Items listed in a dataset
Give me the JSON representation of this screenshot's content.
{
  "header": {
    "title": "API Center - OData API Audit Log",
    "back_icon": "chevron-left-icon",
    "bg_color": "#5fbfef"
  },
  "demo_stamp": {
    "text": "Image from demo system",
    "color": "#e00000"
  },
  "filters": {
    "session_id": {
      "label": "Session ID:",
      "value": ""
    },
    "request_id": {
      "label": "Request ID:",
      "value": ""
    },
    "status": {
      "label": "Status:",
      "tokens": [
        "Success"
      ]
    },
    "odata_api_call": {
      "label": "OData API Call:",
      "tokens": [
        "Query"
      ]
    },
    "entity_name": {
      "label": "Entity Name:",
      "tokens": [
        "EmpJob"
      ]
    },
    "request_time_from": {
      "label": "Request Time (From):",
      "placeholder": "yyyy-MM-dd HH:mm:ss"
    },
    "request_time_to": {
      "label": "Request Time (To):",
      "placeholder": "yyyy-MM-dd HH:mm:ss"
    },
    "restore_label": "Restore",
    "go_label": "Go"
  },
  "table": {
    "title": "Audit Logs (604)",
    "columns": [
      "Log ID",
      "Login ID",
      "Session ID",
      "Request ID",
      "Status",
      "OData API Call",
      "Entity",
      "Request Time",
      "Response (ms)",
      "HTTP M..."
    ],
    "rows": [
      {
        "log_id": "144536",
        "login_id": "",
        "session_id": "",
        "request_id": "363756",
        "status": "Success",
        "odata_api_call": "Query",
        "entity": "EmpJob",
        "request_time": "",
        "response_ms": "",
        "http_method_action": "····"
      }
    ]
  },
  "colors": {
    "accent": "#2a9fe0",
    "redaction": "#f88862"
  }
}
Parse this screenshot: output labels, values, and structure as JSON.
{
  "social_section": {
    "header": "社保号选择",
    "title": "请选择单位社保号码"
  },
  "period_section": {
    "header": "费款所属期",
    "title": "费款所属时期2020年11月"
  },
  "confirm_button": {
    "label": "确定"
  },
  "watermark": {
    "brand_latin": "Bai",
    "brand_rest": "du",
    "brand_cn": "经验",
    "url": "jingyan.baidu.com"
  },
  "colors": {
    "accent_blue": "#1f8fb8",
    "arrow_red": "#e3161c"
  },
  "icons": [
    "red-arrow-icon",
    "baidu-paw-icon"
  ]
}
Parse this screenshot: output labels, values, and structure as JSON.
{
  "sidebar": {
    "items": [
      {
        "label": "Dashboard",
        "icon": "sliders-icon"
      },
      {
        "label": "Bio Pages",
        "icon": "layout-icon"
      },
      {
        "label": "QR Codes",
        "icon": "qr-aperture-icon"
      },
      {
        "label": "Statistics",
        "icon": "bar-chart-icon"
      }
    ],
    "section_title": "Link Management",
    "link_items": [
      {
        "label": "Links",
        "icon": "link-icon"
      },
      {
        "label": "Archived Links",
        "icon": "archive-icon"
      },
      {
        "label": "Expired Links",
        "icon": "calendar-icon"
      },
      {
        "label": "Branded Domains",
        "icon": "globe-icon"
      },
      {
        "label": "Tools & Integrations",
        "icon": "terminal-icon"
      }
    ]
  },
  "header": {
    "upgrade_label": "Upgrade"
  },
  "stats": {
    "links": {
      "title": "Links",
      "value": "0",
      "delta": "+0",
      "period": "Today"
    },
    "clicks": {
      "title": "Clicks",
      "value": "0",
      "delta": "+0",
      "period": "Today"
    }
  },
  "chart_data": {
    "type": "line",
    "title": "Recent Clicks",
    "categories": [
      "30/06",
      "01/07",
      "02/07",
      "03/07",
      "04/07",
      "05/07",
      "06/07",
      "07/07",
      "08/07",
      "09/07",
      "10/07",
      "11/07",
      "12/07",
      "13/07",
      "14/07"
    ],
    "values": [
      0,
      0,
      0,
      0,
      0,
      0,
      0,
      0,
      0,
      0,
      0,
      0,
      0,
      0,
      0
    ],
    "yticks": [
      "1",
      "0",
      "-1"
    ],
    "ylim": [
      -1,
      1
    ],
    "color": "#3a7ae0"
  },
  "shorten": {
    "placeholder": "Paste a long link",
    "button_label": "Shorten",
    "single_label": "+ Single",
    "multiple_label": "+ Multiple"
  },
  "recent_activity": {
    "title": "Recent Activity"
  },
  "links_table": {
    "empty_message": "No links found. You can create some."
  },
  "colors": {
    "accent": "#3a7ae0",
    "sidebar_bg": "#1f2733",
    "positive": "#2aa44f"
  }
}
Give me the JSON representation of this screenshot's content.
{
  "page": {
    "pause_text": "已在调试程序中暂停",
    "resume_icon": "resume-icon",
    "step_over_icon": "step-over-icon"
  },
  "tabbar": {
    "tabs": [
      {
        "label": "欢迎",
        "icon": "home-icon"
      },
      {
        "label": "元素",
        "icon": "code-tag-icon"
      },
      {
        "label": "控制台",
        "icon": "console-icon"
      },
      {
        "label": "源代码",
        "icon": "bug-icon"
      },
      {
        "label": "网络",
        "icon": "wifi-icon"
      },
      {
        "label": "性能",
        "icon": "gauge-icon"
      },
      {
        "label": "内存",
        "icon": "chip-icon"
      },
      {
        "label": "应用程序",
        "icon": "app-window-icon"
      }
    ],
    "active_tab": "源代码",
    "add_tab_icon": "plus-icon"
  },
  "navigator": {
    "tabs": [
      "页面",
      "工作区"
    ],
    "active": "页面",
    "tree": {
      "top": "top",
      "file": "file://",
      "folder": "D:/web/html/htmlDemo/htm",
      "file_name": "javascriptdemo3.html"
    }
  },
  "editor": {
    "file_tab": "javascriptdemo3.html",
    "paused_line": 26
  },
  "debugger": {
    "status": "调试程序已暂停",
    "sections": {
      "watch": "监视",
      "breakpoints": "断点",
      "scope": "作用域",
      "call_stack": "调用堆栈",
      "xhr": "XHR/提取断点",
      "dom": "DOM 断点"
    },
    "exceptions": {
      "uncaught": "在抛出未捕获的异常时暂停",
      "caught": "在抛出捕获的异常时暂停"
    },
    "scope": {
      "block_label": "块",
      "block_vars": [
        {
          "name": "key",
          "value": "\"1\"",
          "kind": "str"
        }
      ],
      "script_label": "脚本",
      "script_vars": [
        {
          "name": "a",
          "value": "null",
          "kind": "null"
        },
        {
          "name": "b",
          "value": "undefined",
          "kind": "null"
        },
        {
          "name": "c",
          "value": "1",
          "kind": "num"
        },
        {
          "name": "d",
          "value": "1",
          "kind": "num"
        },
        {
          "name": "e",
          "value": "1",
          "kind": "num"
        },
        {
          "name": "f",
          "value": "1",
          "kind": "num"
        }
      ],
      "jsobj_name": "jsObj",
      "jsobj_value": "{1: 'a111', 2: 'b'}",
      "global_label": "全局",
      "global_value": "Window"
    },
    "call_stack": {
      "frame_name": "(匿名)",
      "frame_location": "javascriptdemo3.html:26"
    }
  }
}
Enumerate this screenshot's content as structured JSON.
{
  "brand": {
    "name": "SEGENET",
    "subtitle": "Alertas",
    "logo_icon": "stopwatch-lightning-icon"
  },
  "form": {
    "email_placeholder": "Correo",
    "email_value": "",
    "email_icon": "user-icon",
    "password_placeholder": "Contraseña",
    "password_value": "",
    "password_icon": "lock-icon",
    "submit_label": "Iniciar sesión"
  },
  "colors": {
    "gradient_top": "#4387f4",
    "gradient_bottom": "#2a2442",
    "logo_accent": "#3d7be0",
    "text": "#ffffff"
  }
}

SET EXERCISE: Quote each line of the listing above exactly.

COMPLETE RESPONSE:
Give me the JSON representation of this screenshot's content.
{
  "header": {
    "title": "API Center - OData API Audit Log",
    "back_icon": "chevron-left-icon",
    "bg_color": "#5fbfef"
  },
  "demo_stamp": {
    "text": "Image from demo system",
    "color": "#e00000"
  },
  "filters": {
    "session_id": {
      "label": "Session ID:",
      "value": ""
    },
    "request_id": {
      "label": "Request ID:",
      "value": ""
    },
    "status": {
      "label": "Status:",
      "tokens": [
        "Success"
      ]
    },
    "odata_api_call": {
      "label": "OData API Call:",
      "tokens": [
        "Query"
      ]
    },
    "entity_name": {
      "label": "Entity Name:",
      "tokens": [
        "EmpJob"
      ]
    },
    "request_time_from": {
      "label": "Request Time (From):",
      "placeholder": "yyyy-MM-dd HH:mm:ss"
    },
    "request_time_to": {
      "label": "Request Time (To):",
      "placeholder": "yyyy-MM-dd HH:mm:ss"
    },
    "restore_label": "Restore",
    "go_label": "Go"
  },
  "table": {
    "title": "Audit Logs (604)",
    "columns": [
      "Log ID",
      "Login ID",
      "Session ID",
      "Request ID",
      "Status",
      "OData API Call",
      "Entity",
      "Request Time",
      "Response (ms)",
      "HTTP M..."
    ],
    "rows": [
      {
        "log_id": "144536",
        "login_id": "",
        "session_id": "",
        "request_id": "363756",
        "status": "Success",
        "odata_api_call": "Query",
        "entity": "EmpJob",
        "request_time": "",
        "response_ms": "",
        "http_method_action": "····"
      }
    ]
  },
  "colors": {
    "accent": "#2a9fe0",
    "redaction": "#f88862"
  }
}
Parse this screenshot: output labels, values, and structure as JSON.
{
  "social_section": {
    "header": "社保号选择",
    "title": "请选择单位社保号码"
  },
  "period_section": {
    "header": "费款所属期",
    "title": "费款所属时期2020年11月"
  },
  "confirm_button": {
    "label": "确定"
  },
  "watermark": {
    "brand_latin": "Bai",
    "brand_rest": "du",
    "brand_cn": "经验",
    "url": "jingyan.baidu.com"
  },
  "colors": {
    "accent_blue": "#1f8fb8",
    "arrow_red": "#e3161c"
  },
  "icons": [
    "red-arrow-icon",
    "baidu-paw-icon"
  ]
}
Parse this screenshot: output labels, values, and structure as JSON.
{
  "sidebar": {
    "items": [
      {
        "label": "Dashboard",
        "icon": "sliders-icon"
      },
      {
        "label": "Bio Pages",
        "icon": "layout-icon"
      },
      {
        "label": "QR Codes",
        "icon": "qr-aperture-icon"
      },
      {
        "label": "Statistics",
        "icon": "bar-chart-icon"
      }
    ],
    "section_title": "Link Management",
    "link_items": [
      {
        "label": "Links",
        "icon": "link-icon"
      },
      {
        "label": "Archived Links",
        "icon": "archive-icon"
      },
      {
        "label": "Expired Links",
        "icon": "calendar-icon"
      },
      {
        "label": "Branded Domains",
        "icon": "globe-icon"
      },
      {
        "label": "Tools & Integrations",
        "icon": "terminal-icon"
      }
    ]
  },
  "header": {
    "upgrade_label": "Upgrade"
  },
  "stats": {
    "links": {
      "title": "Links",
      "value": "0",
      "delta": "+0",
      "period": "Today"
    },
    "clicks": {
      "title": "Clicks",
      "value": "0",
      "delta": "+0",
      "period": "Today"
    }
  },
  "chart_data": {
    "type": "line",
    "title": "Recent Clicks",
    "categories": [
      "30/06",
      "01/07",
      "02/07",
      "03/07",
      "04/07",
      "05/07",
      "06/07",
      "07/07",
      "08/07",
      "09/07",
      "10/07",
      "11/07",
      "12/07",
      "13/07",
      "14/07"
    ],
    "values": [
      0,
      0,
      0,
      0,
      0,
      0,
      0,
      0,
      0,
      0,
      0,
      0,
      0,
      0,
      0
    ],
    "yticks": [
      "1",
      "0",
      "-1"
    ],
    "ylim": [
      -1,
      1
    ],
    "color": "#3a7ae0"
  },
  "shorten": {
    "placeholder": "Paste a long link",
    "button_label": "Shorten",
    "single_label": "+ Single",
    "multiple_label": "+ Multiple"
  },
  "recent_activity": {
    "title": "Recent Activity"
  },
  "links_table": {
    "empty_message": "No links found. You can create some."
  },
  "colors": {
    "accent": "#3a7ae0",
    "sidebar_bg": "#1f2733",
    "positive": "#2aa44f"
  }
}
Give me the JSON representation of this screenshot's content.
{
  "page": {
    "pause_text": "已在调试程序中暂停",
    "resume_icon": "resume-icon",
    "step_over_icon": "step-over-icon"
  },
  "tabbar": {
    "tabs": [
      {
        "label": "欢迎",
        "icon": "home-icon"
      },
      {
        "label": "元素",
        "icon": "code-tag-icon"
      },
      {
        "label": "控制台",
        "icon": "console-icon"
      },
      {
        "label": "源代码",
        "icon": "bug-icon"
      },
      {
        "label": "网络",
        "icon": "wifi-icon"
      },
      {
        "label": "性能",
        "icon": "gauge-icon"
      },
      {
        "label": "内存",
        "icon": "chip-icon"
      },
      {
        "label": "应用程序",
        "icon": "app-window-icon"
      }
    ],
    "active_tab": "源代码",
    "add_tab_icon": "plus-icon"
  },
  "navigator": {
    "tabs": [
      "页面",
      "工作区"
    ],
    "active": "页面",
    "tree": {
      "top": "top",
      "file": "file://",
      "folder": "D:/web/html/htmlDemo/htm",
      "file_name": "javascriptdemo3.html"
    }
  },
  "editor": {
    "file_tab": "javascriptdemo3.html",
    "paused_line": 26
  },
  "debugger": {
    "status": "调试程序已暂停",
    "sections": {
      "watch": "监视",
      "breakpoints": "断点",
      "scope": "作用域",
      "call_stack": "调用堆栈",
      "xhr": "XHR/提取断点",
      "dom": "DOM 断点"
    },
    "exceptions": {
      "uncaught": "在抛出未捕获的异常时暂停",
      "caught": "在抛出捕获的异常时暂停"
    },
    "scope": {
      "block_label": "块",
      "block_vars": [
        {
          "name": "key",
          "value": "\"1\"",
          "kind": "str"
        }
      ],
      "script_label": "脚本",
      "script_vars": [
        {
          "name": "a",
          "value": "null",
          "kind": "null"
        },
        {
          "name": "b",
          "value": "undefined",
          "kind": "null"
        },
        {
          "name": "c",
          "value": "1",
          "kind": "num"
        },
        {
          "name": "d",
          "value": "1",
          "kind": "num"
        },
        {
          "name": "e",
          "value": "1",
          "kind": "num"
        },
        {
          "name": "f",
          "value": "1",
          "kind": "num"
        }
      ],
      "jsobj_name": "jsObj",
      "jsobj_value": "{1: 'a111', 2: 'b'}",
      "global_label": "全局",
      "global_value": "Window"
    },
    "call_stack": {
      "frame_name": "(匿名)",
      "frame_location": "javascriptdemo3.html:26"
    }
  }
}
Enumerate this screenshot's content as structured JSON.
{
  "brand": {
    "name": "SEGENET",
    "subtitle": "Alertas",
    "logo_icon": "stopwatch-lightning-icon"
  },
  "form": {
    "email_placeholder": "Correo",
    "email_value": "",
    "email_icon": "user-icon",
    "password_placeholder": "Contraseña",
    "password_value": "",
    "password_icon": "lock-icon",
    "submit_label": "Iniciar sesión"
  },
  "colors": {
    "gradient_top": "#4387f4",
    "gradient_bottom": "#2a2442",
    "logo_accent": "#3d7be0",
    "text": "#ffffff"
  }
}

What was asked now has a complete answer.